*WHAT TO DO*. Which of the lines below contain the word "term"? Show each of them in full, counting uppercase and lowercase letters as different.
-- START OF INPUT RECORDS --
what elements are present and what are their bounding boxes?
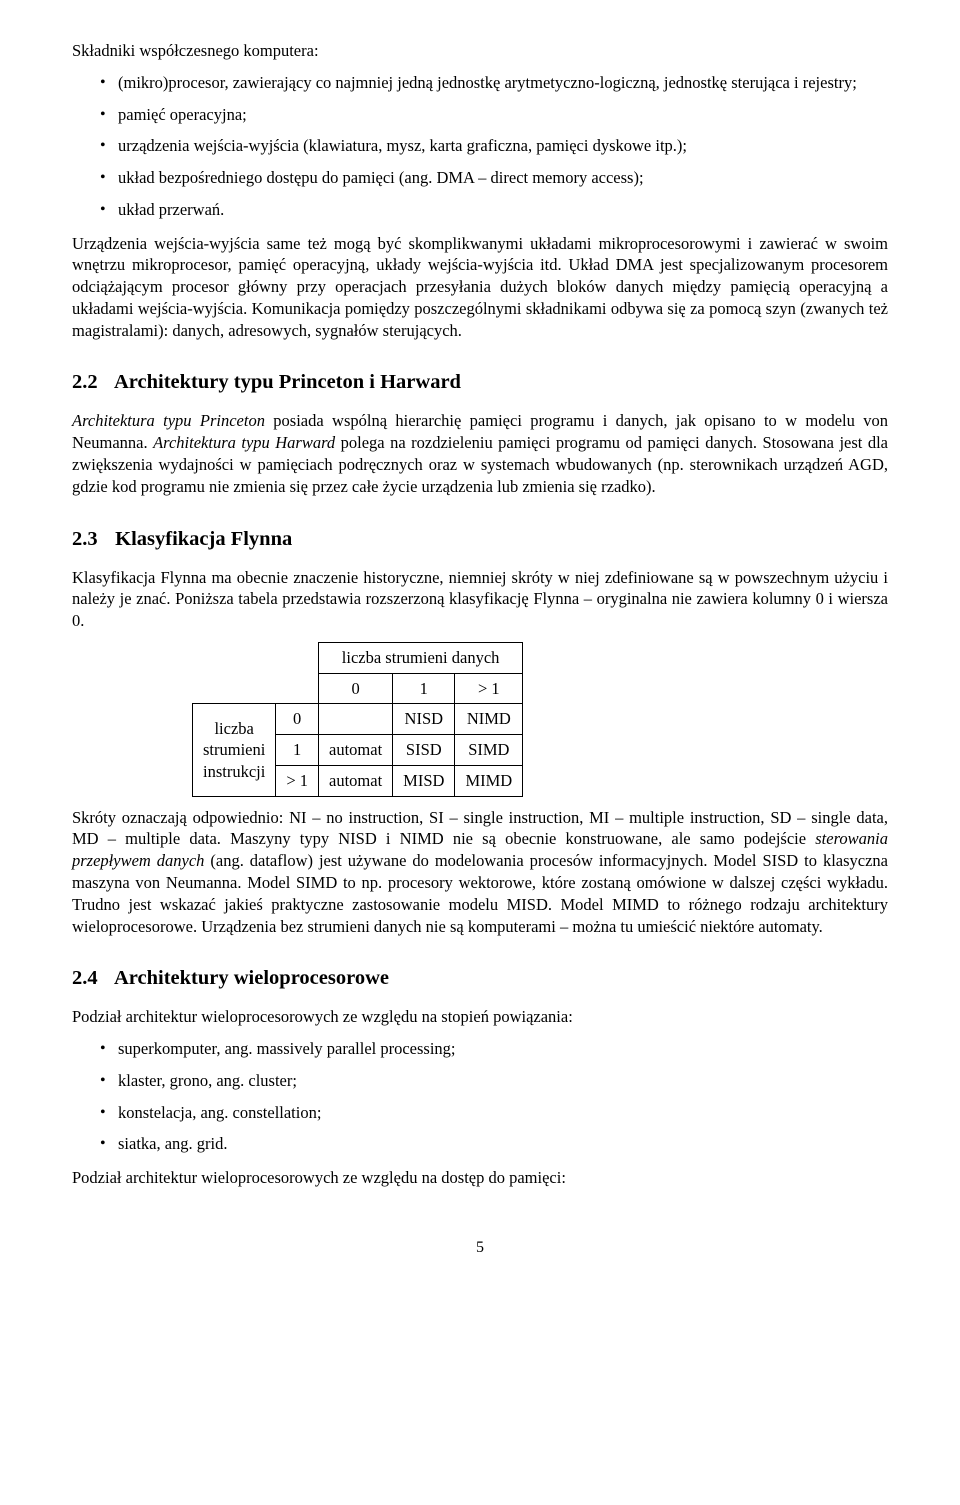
col-key-1: 1 <box>393 673 455 704</box>
flynn-table-wrapper: liczba strumieni danych 0 1 > 1 liczba s… <box>192 642 888 797</box>
list-item: układ przerwań. <box>100 199 888 221</box>
cell: NISD <box>393 704 455 735</box>
cell: SIMD <box>455 735 523 766</box>
col-key-gt1: > 1 <box>455 673 523 704</box>
page-number: 5 <box>72 1237 888 1258</box>
row-key-1: 1 <box>276 735 319 766</box>
row-header-line1: liczba <box>214 719 253 738</box>
section-number: 2.4 <box>72 965 110 992</box>
row-key-0: 0 <box>276 704 319 735</box>
intro-line: Składniki współczesnego komputera: <box>72 40 888 62</box>
col-key-0: 0 <box>319 673 393 704</box>
list-item: superkomputer, ang. massively parallel p… <box>100 1038 888 1060</box>
list-item: układ bezpośredniego dostępu do pamięci … <box>100 167 888 189</box>
section-title: Klasyfikacja Flynna <box>115 528 292 550</box>
sec24-para2: Podział architektur wieloprocesorowych z… <box>72 1167 888 1189</box>
empty-cell <box>276 642 319 673</box>
sec23-after-paragraph: Skróty oznaczają odpowiednio: NI – no in… <box>72 807 888 938</box>
list-item: (mikro)procesor, zawierający co najmniej… <box>100 72 888 94</box>
row-group-header: liczba strumieni instrukcji <box>193 704 276 796</box>
list-item: klaster, grono, ang. cluster; <box>100 1070 888 1092</box>
list-item: konstelacja, ang. constellation; <box>100 1102 888 1124</box>
section-2-3-heading: 2.3 Klasyfikacja Flynna <box>72 526 888 553</box>
cell: MIMD <box>455 765 523 796</box>
section-number: 2.2 <box>72 369 110 396</box>
col-group-header: liczba strumieni danych <box>319 642 523 673</box>
term-harward: Architektura typu Harward <box>153 433 335 452</box>
flynn-table: liczba strumieni danych 0 1 > 1 liczba s… <box>192 642 523 797</box>
sec23-intro-paragraph: Klasyfikacja Flynna ma obecnie znaczenie… <box>72 567 888 632</box>
section-number: 2.3 <box>72 526 110 553</box>
multiproc-list: superkomputer, ang. massively parallel p… <box>72 1038 888 1155</box>
section-title: Architektury wieloprocesorowe <box>114 967 389 989</box>
section-2-4-heading: 2.4 Architektury wieloprocesorowe <box>72 965 888 992</box>
term-princeton: Architektura typu Princeton <box>72 411 265 430</box>
row-key-gt1: > 1 <box>276 765 319 796</box>
cell: automat <box>319 765 393 796</box>
cell: SISD <box>393 735 455 766</box>
page: Składniki współczesnego komputera: (mikr… <box>0 0 960 1298</box>
section-title: Architektury typu Princeton i Harward <box>114 371 461 393</box>
cell: MISD <box>393 765 455 796</box>
sec22-paragraph: Architektura typu Princeton posiada wspó… <box>72 410 888 497</box>
cell <box>319 704 393 735</box>
io-paragraph: Urządzenia wejścia-wyjścia same też mogą… <box>72 233 888 342</box>
text: Skróty oznaczają odpowiednio: NI – no in… <box>72 808 888 849</box>
list-item: pamięć operacyjna; <box>100 104 888 126</box>
cell: NIMD <box>455 704 523 735</box>
list-item: siatka, ang. grid. <box>100 1133 888 1155</box>
empty-cell <box>193 642 276 704</box>
empty-cell <box>276 673 319 704</box>
row-header-line2: strumieni <box>203 740 265 759</box>
section-2-2-heading: 2.2 Architektury typu Princeton i Harwar… <box>72 369 888 396</box>
row-header-line3: instrukcji <box>203 762 265 781</box>
components-list: (mikro)procesor, zawierający co najmniej… <box>72 72 888 221</box>
sec24-para1: Podział architektur wieloprocesorowych z… <box>72 1006 888 1028</box>
cell: automat <box>319 735 393 766</box>
list-item: urządzenia wejścia-wyjścia (klawiatura, … <box>100 135 888 157</box>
-- END OF INPUT RECORDS --
*FINAL RESULT*.
term-harward: Architektura typu Harward <box>153 433 335 452</box>
term-princeton: Architektura typu Princeton <box>72 411 265 430</box>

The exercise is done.